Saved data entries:

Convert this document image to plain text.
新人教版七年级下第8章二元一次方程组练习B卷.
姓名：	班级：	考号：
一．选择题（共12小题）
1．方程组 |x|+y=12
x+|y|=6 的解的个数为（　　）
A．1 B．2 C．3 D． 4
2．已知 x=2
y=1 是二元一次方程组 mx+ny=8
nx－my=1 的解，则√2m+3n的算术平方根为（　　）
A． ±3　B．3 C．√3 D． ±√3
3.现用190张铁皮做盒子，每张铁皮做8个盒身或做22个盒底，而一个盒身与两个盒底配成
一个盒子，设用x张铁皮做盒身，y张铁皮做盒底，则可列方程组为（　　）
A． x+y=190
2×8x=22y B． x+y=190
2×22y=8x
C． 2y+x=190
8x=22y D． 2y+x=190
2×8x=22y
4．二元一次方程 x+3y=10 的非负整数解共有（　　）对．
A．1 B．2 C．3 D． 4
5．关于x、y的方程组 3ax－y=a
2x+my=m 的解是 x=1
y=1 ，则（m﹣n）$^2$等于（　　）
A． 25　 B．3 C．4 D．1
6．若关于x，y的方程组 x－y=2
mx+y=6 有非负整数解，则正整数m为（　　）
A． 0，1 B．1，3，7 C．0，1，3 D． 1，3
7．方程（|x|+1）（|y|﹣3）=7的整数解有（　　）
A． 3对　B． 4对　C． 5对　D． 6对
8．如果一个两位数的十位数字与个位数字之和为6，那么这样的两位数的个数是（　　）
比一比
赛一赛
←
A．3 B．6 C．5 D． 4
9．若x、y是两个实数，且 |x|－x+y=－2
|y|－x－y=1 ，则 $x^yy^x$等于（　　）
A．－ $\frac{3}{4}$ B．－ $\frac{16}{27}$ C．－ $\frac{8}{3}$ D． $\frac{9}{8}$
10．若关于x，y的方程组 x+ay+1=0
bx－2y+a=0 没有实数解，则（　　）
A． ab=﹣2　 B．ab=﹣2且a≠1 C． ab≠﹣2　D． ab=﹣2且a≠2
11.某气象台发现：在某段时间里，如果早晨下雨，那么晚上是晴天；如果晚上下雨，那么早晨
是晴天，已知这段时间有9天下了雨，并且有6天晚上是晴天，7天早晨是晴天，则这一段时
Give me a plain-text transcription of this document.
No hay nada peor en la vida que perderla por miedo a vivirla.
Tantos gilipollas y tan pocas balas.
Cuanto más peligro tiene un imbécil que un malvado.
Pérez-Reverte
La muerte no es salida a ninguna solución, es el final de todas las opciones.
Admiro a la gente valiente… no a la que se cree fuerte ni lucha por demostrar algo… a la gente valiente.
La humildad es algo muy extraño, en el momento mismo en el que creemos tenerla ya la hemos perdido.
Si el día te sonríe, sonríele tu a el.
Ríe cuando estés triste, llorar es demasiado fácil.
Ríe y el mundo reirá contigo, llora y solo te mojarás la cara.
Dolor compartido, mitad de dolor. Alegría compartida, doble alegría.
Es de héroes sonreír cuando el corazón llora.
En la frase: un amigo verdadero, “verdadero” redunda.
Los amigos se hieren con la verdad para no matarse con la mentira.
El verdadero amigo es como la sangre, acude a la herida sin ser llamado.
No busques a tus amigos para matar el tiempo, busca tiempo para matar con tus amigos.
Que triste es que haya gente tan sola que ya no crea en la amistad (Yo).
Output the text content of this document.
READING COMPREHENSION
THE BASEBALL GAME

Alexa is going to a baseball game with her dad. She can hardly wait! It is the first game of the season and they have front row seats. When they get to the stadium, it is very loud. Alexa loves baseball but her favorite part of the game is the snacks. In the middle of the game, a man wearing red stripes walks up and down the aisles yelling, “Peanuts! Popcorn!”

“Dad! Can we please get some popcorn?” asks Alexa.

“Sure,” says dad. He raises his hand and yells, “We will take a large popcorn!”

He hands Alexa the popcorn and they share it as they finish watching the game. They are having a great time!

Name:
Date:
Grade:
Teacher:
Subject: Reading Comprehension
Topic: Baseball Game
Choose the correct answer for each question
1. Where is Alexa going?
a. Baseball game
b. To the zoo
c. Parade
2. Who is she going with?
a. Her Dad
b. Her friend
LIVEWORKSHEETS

#### Exercise goal
Report how many lines contain "this". Give nothing but the number.

#### Complete output
3